What to produce -> Restate the full set of records exactly, without adding or dropping a word.

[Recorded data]
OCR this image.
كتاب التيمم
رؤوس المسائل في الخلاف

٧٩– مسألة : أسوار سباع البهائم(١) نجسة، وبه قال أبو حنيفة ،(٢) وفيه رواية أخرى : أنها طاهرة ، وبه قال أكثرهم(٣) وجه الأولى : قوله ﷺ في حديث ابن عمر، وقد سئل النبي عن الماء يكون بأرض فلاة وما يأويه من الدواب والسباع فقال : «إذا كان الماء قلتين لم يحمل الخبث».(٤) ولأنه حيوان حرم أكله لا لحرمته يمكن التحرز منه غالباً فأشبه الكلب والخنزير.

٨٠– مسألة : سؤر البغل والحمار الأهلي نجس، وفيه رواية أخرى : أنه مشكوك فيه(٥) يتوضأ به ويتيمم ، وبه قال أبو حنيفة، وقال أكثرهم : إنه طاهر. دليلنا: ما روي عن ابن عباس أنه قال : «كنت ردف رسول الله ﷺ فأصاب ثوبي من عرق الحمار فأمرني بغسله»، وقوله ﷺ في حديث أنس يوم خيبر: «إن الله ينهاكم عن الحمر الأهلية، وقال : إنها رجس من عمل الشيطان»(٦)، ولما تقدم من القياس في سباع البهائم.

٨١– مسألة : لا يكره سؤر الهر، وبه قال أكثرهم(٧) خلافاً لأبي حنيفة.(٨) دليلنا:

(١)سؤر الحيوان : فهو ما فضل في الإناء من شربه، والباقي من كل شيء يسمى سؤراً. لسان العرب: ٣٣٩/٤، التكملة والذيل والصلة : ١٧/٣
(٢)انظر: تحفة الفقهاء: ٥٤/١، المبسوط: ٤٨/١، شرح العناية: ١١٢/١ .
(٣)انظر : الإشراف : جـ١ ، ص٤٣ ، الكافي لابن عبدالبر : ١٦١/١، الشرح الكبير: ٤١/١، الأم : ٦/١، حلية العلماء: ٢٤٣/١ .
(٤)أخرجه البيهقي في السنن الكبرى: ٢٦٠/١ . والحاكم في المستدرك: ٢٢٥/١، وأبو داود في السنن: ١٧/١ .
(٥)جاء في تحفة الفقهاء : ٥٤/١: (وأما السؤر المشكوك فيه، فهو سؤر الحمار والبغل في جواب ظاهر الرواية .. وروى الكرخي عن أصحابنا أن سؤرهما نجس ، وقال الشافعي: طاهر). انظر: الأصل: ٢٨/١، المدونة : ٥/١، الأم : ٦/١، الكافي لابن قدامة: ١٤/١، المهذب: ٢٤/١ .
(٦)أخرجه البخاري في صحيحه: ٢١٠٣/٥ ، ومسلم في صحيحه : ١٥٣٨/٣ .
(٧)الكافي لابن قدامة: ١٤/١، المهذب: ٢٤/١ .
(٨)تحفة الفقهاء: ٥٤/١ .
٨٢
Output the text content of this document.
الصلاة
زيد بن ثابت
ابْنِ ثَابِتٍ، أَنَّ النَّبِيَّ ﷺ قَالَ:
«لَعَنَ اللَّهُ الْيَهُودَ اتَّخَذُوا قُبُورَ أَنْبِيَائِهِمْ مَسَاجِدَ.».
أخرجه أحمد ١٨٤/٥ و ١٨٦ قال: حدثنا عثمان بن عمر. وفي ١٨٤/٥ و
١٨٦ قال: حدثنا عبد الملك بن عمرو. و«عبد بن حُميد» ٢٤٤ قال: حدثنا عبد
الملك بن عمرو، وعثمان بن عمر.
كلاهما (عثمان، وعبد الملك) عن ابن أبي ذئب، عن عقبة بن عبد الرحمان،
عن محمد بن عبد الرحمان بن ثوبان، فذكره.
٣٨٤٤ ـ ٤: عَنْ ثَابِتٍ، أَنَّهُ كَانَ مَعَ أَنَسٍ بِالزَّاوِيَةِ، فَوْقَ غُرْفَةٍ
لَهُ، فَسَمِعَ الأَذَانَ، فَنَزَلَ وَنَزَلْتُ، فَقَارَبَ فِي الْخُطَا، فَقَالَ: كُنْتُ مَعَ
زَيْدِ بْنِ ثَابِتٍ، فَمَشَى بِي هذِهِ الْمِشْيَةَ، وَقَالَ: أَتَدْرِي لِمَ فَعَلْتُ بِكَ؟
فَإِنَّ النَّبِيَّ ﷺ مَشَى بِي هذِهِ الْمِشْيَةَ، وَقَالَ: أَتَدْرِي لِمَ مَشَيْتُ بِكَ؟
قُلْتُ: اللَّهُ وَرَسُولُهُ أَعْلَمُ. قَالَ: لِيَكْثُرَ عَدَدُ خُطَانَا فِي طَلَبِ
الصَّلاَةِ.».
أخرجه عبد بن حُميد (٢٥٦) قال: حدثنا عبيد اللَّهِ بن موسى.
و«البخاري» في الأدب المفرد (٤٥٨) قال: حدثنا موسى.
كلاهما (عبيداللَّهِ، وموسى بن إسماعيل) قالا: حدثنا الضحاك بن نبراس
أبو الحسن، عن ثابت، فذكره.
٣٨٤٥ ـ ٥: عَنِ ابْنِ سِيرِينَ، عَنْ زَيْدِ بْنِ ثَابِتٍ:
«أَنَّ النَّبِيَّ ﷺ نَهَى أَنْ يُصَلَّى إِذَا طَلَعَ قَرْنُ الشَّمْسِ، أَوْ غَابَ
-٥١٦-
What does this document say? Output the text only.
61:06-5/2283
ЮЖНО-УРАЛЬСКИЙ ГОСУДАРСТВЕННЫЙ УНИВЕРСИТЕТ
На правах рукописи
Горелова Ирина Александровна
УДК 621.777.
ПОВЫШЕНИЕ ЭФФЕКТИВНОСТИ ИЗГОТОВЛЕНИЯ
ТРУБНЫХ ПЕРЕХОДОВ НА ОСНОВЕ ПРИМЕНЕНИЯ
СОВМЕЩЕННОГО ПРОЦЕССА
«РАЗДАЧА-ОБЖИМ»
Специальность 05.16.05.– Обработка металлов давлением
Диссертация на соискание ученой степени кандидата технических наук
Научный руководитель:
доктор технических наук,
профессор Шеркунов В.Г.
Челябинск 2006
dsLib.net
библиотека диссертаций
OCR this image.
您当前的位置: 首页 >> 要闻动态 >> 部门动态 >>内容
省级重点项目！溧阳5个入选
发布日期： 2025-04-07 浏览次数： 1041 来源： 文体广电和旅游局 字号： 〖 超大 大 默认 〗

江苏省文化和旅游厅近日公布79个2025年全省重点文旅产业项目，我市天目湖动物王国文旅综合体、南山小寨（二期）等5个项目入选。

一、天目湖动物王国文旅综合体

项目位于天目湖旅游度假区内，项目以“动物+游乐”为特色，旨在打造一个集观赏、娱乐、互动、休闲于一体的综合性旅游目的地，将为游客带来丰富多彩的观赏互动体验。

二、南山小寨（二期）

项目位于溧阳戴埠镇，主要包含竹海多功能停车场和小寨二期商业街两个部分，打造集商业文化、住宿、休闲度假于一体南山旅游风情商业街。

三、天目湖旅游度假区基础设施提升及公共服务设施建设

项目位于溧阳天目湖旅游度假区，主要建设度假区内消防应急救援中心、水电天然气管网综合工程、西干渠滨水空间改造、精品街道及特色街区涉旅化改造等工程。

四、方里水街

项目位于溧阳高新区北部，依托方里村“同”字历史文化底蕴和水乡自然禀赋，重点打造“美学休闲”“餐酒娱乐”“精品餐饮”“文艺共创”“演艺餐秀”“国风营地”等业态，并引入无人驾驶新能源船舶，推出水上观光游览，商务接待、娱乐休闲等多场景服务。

Task response ->
OCR this image.
كتاب التيمم
رؤوس المسائل في الخلاف

٧٩– مسألة : أسوار سباع البهائم(١) نجسة، وبه قال أبو حنيفة ،(٢) وفيه رواية أخرى : أنها طاهرة ، وبه قال أكثرهم(٣) وجه الأولى : قوله ﷺ في حديث ابن عمر، وقد سئل النبي عن الماء يكون بأرض فلاة وما يأويه من الدواب والسباع فقال : «إذا كان الماء قلتين لم يحمل الخبث».(٤) ولأنه حيوان حرم أكله لا لحرمته يمكن التحرز منه غالباً فأشبه الكلب والخنزير.

٨٠– مسألة : سؤر البغل والحمار الأهلي نجس، وفيه رواية أخرى : أنه مشكوك فيه(٥) يتوضأ به ويتيمم ، وبه قال أبو حنيفة، وقال أكثرهم : إنه طاهر. دليلنا: ما روي عن ابن عباس أنه قال : «كنت ردف رسول الله ﷺ فأصاب ثوبي من عرق الحمار فأمرني بغسله»، وقوله ﷺ في حديث أنس يوم خيبر: «إن الله ينهاكم عن الحمر الأهلية، وقال : إنها رجس من عمل الشيطان»(٦)، ولما تقدم من القياس في سباع البهائم.

٨١– مسألة : لا يكره سؤر الهر، وبه قال أكثرهم(٧) خلافاً لأبي حنيفة.(٨) دليلنا:

(١)سؤر الحيوان : فهو ما فضل في الإناء من شربه، والباقي من كل شيء يسمى سؤراً. لسان العرب: ٣٣٩/٤، التكملة والذيل والصلة : ١٧/٣
(٢)انظر: تحفة الفقهاء: ٥٤/١، المبسوط: ٤٨/١، شرح العناية: ١١٢/١ .
(٣)انظر : الإشراف : جـ١ ، ص٤٣ ، الكافي لابن عبدالبر : ١٦١/١، الشرح الكبير: ٤١/١، الأم : ٦/١، حلية العلماء: ٢٤٣/١ .
(٤)أخرجه البيهقي في السنن الكبرى: ٢٦٠/١ . والحاكم في المستدرك: ٢٢٥/١، وأبو داود في السنن: ١٧/١ .
(٥)جاء في تحفة الفقهاء : ٥٤/١: (وأما السؤر المشكوك فيه، فهو سؤر الحمار والبغل في جواب ظاهر الرواية .. وروى الكرخي عن أصحابنا أن سؤرهما نجس ، وقال الشافعي: طاهر). انظر: الأصل: ٢٨/١، المدونة : ٥/١، الأم : ٦/١، الكافي لابن قدامة: ١٤/١، المهذب: ٢٤/١ .
(٦)أخرجه البخاري في صحيحه: ٢١٠٣/٥ ، ومسلم في صحيحه : ١٥٣٨/٣ .
(٧)الكافي لابن قدامة: ١٤/١، المهذب: ٢٤/١ .
(٨)تحفة الفقهاء: ٥٤/١ .
٨٢
Output the text content of this document.
الصلاة
زيد بن ثابت
ابْنِ ثَابِتٍ، أَنَّ النَّبِيَّ ﷺ قَالَ:
«لَعَنَ اللَّهُ الْيَهُودَ اتَّخَذُوا قُبُورَ أَنْبِيَائِهِمْ مَسَاجِدَ.».
أخرجه أحمد ١٨٤/٥ و ١٨٦ قال: حدثنا عثمان بن عمر. وفي ١٨٤/٥ و
١٨٦ قال: حدثنا عبد الملك بن عمرو. و«عبد بن حُميد» ٢٤٤ قال: حدثنا عبد
الملك بن عمرو، وعثمان بن عمر.
كلاهما (عثمان، وعبد الملك) عن ابن أبي ذئب، عن عقبة بن عبد الرحمان،
عن محمد بن عبد الرحمان بن ثوبان، فذكره.
٣٨٤٤ ـ ٤: عَنْ ثَابِتٍ، أَنَّهُ كَانَ مَعَ أَنَسٍ بِالزَّاوِيَةِ، فَوْقَ غُرْفَةٍ
لَهُ، فَسَمِعَ الأَذَانَ، فَنَزَلَ وَنَزَلْتُ، فَقَارَبَ فِي الْخُطَا، فَقَالَ: كُنْتُ مَعَ
زَيْدِ بْنِ ثَابِتٍ، فَمَشَى بِي هذِهِ الْمِشْيَةَ، وَقَالَ: أَتَدْرِي لِمَ فَعَلْتُ بِكَ؟
فَإِنَّ النَّبِيَّ ﷺ مَشَى بِي هذِهِ الْمِشْيَةَ، وَقَالَ: أَتَدْرِي لِمَ مَشَيْتُ بِكَ؟
قُلْتُ: اللَّهُ وَرَسُولُهُ أَعْلَمُ. قَالَ: لِيَكْثُرَ عَدَدُ خُطَانَا فِي طَلَبِ
الصَّلاَةِ.».
أخرجه عبد بن حُميد (٢٥٦) قال: حدثنا عبيد اللَّهِ بن موسى.
و«البخاري» في الأدب المفرد (٤٥٨) قال: حدثنا موسى.
كلاهما (عبيداللَّهِ، وموسى بن إسماعيل) قالا: حدثنا الضحاك بن نبراس
أبو الحسن، عن ثابت، فذكره.
٣٨٤٥ ـ ٥: عَنِ ابْنِ سِيرِينَ، عَنْ زَيْدِ بْنِ ثَابِتٍ:
«أَنَّ النَّبِيَّ ﷺ نَهَى أَنْ يُصَلَّى إِذَا طَلَعَ قَرْنُ الشَّمْسِ، أَوْ غَابَ
-٥١٦-
What does this document say? Output the text only.
61:06-5/2283
ЮЖНО-УРАЛЬСКИЙ ГОСУДАРСТВЕННЫЙ УНИВЕРСИТЕТ
На правах рукописи
Горелова Ирина Александровна
УДК 621.777.
ПОВЫШЕНИЕ ЭФФЕКТИВНОСТИ ИЗГОТОВЛЕНИЯ
ТРУБНЫХ ПЕРЕХОДОВ НА ОСНОВЕ ПРИМЕНЕНИЯ
СОВМЕЩЕННОГО ПРОЦЕССА
«РАЗДАЧА-ОБЖИМ»
Специальность 05.16.05.– Обработка металлов давлением
Диссертация на соискание ученой степени кандидата технических наук
Научный руководитель:
доктор технических наук,
профессор Шеркунов В.Г.
Челябинск 2006
dsLib.net
библиотека диссертаций
OCR this image.
您当前的位置: 首页 >> 要闻动态 >> 部门动态 >>内容
省级重点项目！溧阳5个入选
发布日期： 2025-04-07 浏览次数： 1041 来源： 文体广电和旅游局 字号： 〖 超大 大 默认 〗

江苏省文化和旅游厅近日公布79个2025年全省重点文旅产业项目，我市天目湖动物王国文旅综合体、南山小寨（二期）等5个项目入选。

一、天目湖动物王国文旅综合体

项目位于天目湖旅游度假区内，项目以“动物+游乐”为特色，旨在打造一个集观赏、娱乐、互动、休闲于一体的综合性旅游目的地，将为游客带来丰富多彩的观赏互动体验。

二、南山小寨（二期）

项目位于溧阳戴埠镇，主要包含竹海多功能停车场和小寨二期商业街两个部分，打造集商业文化、住宿、休闲度假于一体南山旅游风情商业街。

三、天目湖旅游度假区基础设施提升及公共服务设施建设

项目位于溧阳天目湖旅游度假区，主要建设度假区内消防应急救援中心、水电天然气管网综合工程、西干渠滨水空间改造、精品街道及特色街区涉旅化改造等工程。

四、方里水街

项目位于溧阳高新区北部，依托方里村“同”字历史文化底蕴和水乡自然禀赋，重点打造“美学休闲”“餐酒娱乐”“精品餐饮”“文艺共创”“演艺餐秀”“国风营地”等业态，并引入无人驾驶新能源船舶，推出水上观光游览，商务接待、娱乐休闲等多场景服务。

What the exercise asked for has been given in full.